- TASK STATEMENT
Search the material below for the string "production" and extract each line that has it.

- SUPPLIED ENTRIES
|---|

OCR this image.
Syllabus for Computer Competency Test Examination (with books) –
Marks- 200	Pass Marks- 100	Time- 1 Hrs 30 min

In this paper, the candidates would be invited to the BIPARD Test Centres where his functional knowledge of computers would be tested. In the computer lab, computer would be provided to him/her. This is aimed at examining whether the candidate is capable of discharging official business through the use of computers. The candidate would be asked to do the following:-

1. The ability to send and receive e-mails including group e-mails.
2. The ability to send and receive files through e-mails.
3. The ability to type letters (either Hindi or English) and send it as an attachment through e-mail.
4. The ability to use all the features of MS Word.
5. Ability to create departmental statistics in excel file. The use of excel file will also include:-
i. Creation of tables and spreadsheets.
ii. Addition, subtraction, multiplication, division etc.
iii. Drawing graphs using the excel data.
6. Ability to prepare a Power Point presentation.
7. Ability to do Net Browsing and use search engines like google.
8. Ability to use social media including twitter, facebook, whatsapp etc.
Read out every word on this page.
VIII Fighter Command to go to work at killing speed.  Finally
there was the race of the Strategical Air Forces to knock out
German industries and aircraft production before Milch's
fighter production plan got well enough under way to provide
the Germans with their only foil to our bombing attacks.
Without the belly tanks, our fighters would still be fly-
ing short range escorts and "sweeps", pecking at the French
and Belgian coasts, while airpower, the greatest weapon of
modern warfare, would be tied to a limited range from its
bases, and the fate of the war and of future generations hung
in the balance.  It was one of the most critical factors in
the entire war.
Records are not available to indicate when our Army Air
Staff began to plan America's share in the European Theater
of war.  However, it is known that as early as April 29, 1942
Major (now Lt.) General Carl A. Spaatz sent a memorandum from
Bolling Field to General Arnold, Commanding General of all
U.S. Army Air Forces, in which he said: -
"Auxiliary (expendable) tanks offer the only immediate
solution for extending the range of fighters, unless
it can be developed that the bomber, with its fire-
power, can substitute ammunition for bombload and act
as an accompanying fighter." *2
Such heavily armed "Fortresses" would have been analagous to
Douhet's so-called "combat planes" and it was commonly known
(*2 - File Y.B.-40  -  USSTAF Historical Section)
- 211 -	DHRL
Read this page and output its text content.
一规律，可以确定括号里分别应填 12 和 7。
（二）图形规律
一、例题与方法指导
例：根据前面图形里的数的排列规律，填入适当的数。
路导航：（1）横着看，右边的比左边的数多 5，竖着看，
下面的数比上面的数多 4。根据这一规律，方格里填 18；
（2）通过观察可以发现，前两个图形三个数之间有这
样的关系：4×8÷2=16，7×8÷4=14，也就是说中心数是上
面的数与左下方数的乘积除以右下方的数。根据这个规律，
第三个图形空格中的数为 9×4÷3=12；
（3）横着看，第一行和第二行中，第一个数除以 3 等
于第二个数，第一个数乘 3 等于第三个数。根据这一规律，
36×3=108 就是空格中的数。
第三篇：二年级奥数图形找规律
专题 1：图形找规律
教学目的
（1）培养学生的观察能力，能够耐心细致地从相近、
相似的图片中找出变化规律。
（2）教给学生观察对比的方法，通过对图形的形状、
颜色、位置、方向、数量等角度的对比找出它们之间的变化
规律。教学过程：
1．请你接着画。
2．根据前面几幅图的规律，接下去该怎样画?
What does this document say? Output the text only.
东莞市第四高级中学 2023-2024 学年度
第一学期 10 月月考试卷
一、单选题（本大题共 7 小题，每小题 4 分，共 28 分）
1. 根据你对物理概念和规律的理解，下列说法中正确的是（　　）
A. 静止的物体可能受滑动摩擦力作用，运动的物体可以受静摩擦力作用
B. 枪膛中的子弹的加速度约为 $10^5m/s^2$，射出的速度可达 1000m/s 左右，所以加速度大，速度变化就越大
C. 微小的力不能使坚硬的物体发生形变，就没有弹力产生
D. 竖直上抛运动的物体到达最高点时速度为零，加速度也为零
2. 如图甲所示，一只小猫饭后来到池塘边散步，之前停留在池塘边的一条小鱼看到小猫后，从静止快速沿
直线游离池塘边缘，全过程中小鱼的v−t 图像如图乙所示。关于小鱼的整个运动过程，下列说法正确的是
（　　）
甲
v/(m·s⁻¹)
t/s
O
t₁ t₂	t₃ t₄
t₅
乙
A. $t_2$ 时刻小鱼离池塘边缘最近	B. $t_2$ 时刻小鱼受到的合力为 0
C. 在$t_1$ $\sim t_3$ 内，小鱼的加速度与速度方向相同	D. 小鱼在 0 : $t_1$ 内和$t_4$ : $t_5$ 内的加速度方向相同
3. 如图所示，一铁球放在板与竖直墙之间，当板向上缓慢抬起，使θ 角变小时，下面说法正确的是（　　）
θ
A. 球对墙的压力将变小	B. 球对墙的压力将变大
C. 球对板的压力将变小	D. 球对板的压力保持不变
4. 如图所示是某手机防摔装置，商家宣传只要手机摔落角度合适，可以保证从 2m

|---|

- FULL ANSWER
German industries and aircraft production before Milch's
fighter production plan got well enough under way to provide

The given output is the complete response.